**Data shown:**

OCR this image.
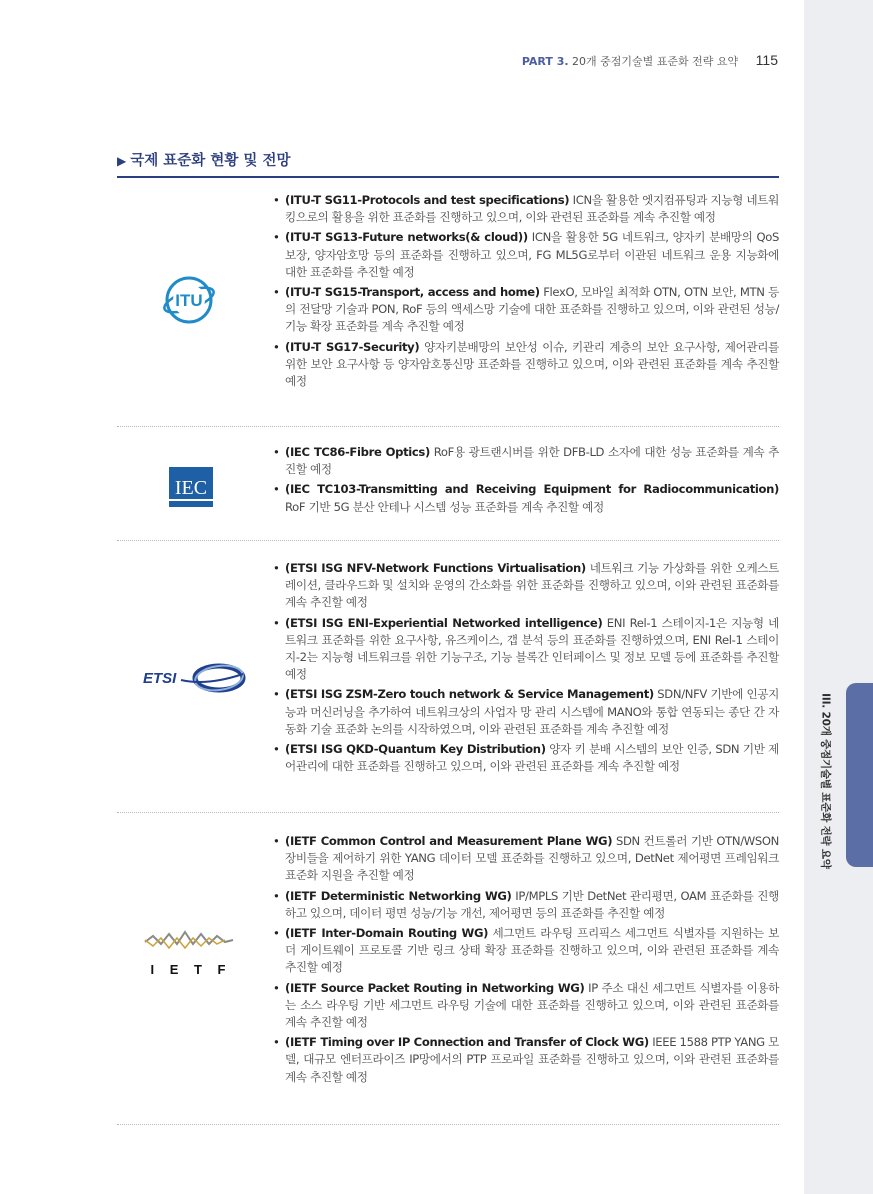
III. 20개 중점기술별 표준화 전략 요약
PART 3. 20개 중점기술별 표준화 전략 요약 115
▶ 국제 표준화 현황 및 전망
ITU
• (ITU-T SG11-Protocols and test specifications) ICN을 활용한 엣지컴퓨팅과 지능형 네트워킹으로의 활용을 위한 표준화를 진행하고 있으며, 이와 관련된 표준화를 계속 추진할 예정
• (ITU-T SG13-Future networks(& cloud)) ICN을 활용한 5G 네트워크, 양자키 분배망의 QoS 보장, 양자암호망 등의 표준화를 진행하고 있으며, FG ML5G로부터 이관된 네트워크 운용 지능화에 대한 표준화를 추진할 예정
• (ITU-T SG15-Transport, access and home) FlexO, 모바일 최적화 OTN, OTN 보안, MTN 등의 전달망 기술과 PON, RoF 등의 액세스망 기술에 대한 표준화를 진행하고 있으며, 이와 관련된 성능/기능 확장 표준화를 계속 추진할 예정
• (ITU-T SG17-Security) 양자키분배망의 보안성 이슈, 키관리 계층의 보안 요구사항, 제어관리를 위한 보안 요구사항 등 양자암호통신망 표준화를 진행하고 있으며, 이와 관련된 표준화를 계속 추진할 예정
IEC
• (IEC TC86-Fibre Optics) RoF용 광트랜시버를 위한 DFB-LD 소자에 대한 성능 표준화를 계속 추진할 예정
• (IEC TC103-Transmitting and Receiving Equipment for Radiocommunication) RoF 기반 5G 분산 안테나 시스템 성능 표준화를 계속 추진할 예정
ETSI
• (ETSI ISG NFV-Network Functions Virtualisation) 네트워크 기능 가상화를 위한 오케스트레이션, 클라우드화 및 설치와 운영의 간소화를 위한 표준화를 진행하고 있으며, 이와 관련된 표준화를 계속 추진할 예정
• (ETSI ISG ENI-Experiential Networked intelligence) ENI Rel-1 스테이지-1은 지능형 네트워크 표준화를 위한 요구사항, 유즈케이스, 갭 분석 등의 표준화를 진행하였으며, ENI Rel-1 스테이지-2는 지능형 네트워크를 위한 기능구조, 기능 블록간 인터페이스 및 정보 모델 등에 표준화를 추진할 예정
• (ETSI ISG ZSM-Zero touch network & Service Management) SDN/NFV 기반에 인공지능과 머신러닝을 추가하여 네트워크상의 사업자 망 관리 시스템에 MANO와 통합 연동되는 종단 간 자동화 기술 표준화 논의를 시작하였으며, 이와 관련된 표준화를 계속 추진할 예정
• (ETSI ISG QKD-Quantum Key Distribution) 양자 키 분배 시스템의 보안 인증, SDN 기반 제어관리에 대한 표준화를 진행하고 있으며, 이와 관련된 표준화를 계속 추진할 예정
I E T F
• (IETF Common Control and Measurement Plane WG) SDN 컨트롤러 기반 OTN/WSON 장비들을 제어하기 위한 YANG 데이터 모델 표준화를 진행하고 있으며, DetNet 제어평면 프레임워크 표준화 지원을 추진할 예정
• (IETF Deterministic Networking WG) IP/MPLS 기반 DetNet 관리평면, OAM 표준화를 진행하고 있으며, 데이터 평면 성능/기능 개선, 제어평면 등의 표준화를 추진할 예정
• (IETF Inter-Domain Routing WG) 세그먼트 라우팅 프리픽스 세그먼트 식별자를 지원하는 보더 게이트웨이 프로토콜 기반 링크 상태 확장 표준화를 진행하고 있으며, 이와 관련된 표준화를 계속 추진할 예정
• (IETF Source Packet Routing in Networking WG) IP 주소 대신 세그먼트 식별자를 이용하는 소스 라우팅 기반 세그먼트 라우팅 기술에 대한 표준화를 진행하고 있으며, 이와 관련된 표준화를 계속 추진할 예정
• (IETF Timing over IP Connection and Transfer of Clock WG) IEEE 1588 PTP YANG 모델, 대규모 엔터프라이즈 IP망에서의 PTP 프로파일 표준화를 진행하고 있으며, 이와 관련된 표준화를 계속 추진할 예정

**Task to complete:** Every record above must be given again exactly; drop the pictures.

**Task solution:**
OCR this image.
III. 20개 중점기술별 표준화 전략 요약
PART 3. 20개 중점기술별 표준화 전략 요약 115
▶ 국제 표준화 현황 및 전망
ITU
• (ITU-T SG11-Protocols and test specifications) ICN을 활용한 엣지컴퓨팅과 지능형 네트워킹으로의 활용을 위한 표준화를 진행하고 있으며, 이와 관련된 표준화를 계속 추진할 예정
• (ITU-T SG13-Future networks(& cloud)) ICN을 활용한 5G 네트워크, 양자키 분배망의 QoS 보장, 양자암호망 등의 표준화를 진행하고 있으며, FG ML5G로부터 이관된 네트워크 운용 지능화에 대한 표준화를 추진할 예정
• (ITU-T SG15-Transport, access and home) FlexO, 모바일 최적화 OTN, OTN 보안, MTN 등의 전달망 기술과 PON, RoF 등의 액세스망 기술에 대한 표준화를 진행하고 있으며, 이와 관련된 성능/기능 확장 표준화를 계속 추진할 예정
• (ITU-T SG17-Security) 양자키분배망의 보안성 이슈, 키관리 계층의 보안 요구사항, 제어관리를 위한 보안 요구사항 등 양자암호통신망 표준화를 진행하고 있으며, 이와 관련된 표준화를 계속 추진할 예정
IEC
• (IEC TC86-Fibre Optics) RoF용 광트랜시버를 위한 DFB-LD 소자에 대한 성능 표준화를 계속 추진할 예정
• (IEC TC103-Transmitting and Receiving Equipment for Radiocommunication) RoF 기반 5G 분산 안테나 시스템 성능 표준화를 계속 추진할 예정
ETSI
• (ETSI ISG NFV-Network Functions Virtualisation) 네트워크 기능 가상화를 위한 오케스트레이션, 클라우드화 및 설치와 운영의 간소화를 위한 표준화를 진행하고 있으며, 이와 관련된 표준화를 계속 추진할 예정
• (ETSI ISG ENI-Experiential Networked intelligence) ENI Rel-1 스테이지-1은 지능형 네트워크 표준화를 위한 요구사항, 유즈케이스, 갭 분석 등의 표준화를 진행하였으며, ENI Rel-1 스테이지-2는 지능형 네트워크를 위한 기능구조, 기능 블록간 인터페이스 및 정보 모델 등에 표준화를 추진할 예정
• (ETSI ISG ZSM-Zero touch network & Service Management) SDN/NFV 기반에 인공지능과 머신러닝을 추가하여 네트워크상의 사업자 망 관리 시스템에 MANO와 통합 연동되는 종단 간 자동화 기술 표준화 논의를 시작하였으며, 이와 관련된 표준화를 계속 추진할 예정
• (ETSI ISG QKD-Quantum Key Distribution) 양자 키 분배 시스템의 보안 인증, SDN 기반 제어관리에 대한 표준화를 진행하고 있으며, 이와 관련된 표준화를 계속 추진할 예정
I E T F
• (IETF Common Control and Measurement Plane WG) SDN 컨트롤러 기반 OTN/WSON 장비들을 제어하기 위한 YANG 데이터 모델 표준화를 진행하고 있으며, DetNet 제어평면 프레임워크 표준화 지원을 추진할 예정
• (IETF Deterministic Networking WG) IP/MPLS 기반 DetNet 관리평면, OAM 표준화를 진행하고 있으며, 데이터 평면 성능/기능 개선, 제어평면 등의 표준화를 추진할 예정
• (IETF Inter-Domain Routing WG) 세그먼트 라우팅 프리픽스 세그먼트 식별자를 지원하는 보더 게이트웨이 프로토콜 기반 링크 상태 확장 표준화를 진행하고 있으며, 이와 관련된 표준화를 계속 추진할 예정
• (IETF Source Packet Routing in Networking WG) IP 주소 대신 세그먼트 식별자를 이용하는 소스 라우팅 기반 세그먼트 라우팅 기술에 대한 표준화를 진행하고 있으며, 이와 관련된 표준화를 계속 추진할 예정
• (IETF Timing over IP Connection and Transfer of Clock WG) IEEE 1588 PTP YANG 모델, 대규모 엔터프라이즈 IP망에서의 PTP 프로파일 표준화를 진행하고 있으며, 이와 관련된 표준화를 계속 추진할 예정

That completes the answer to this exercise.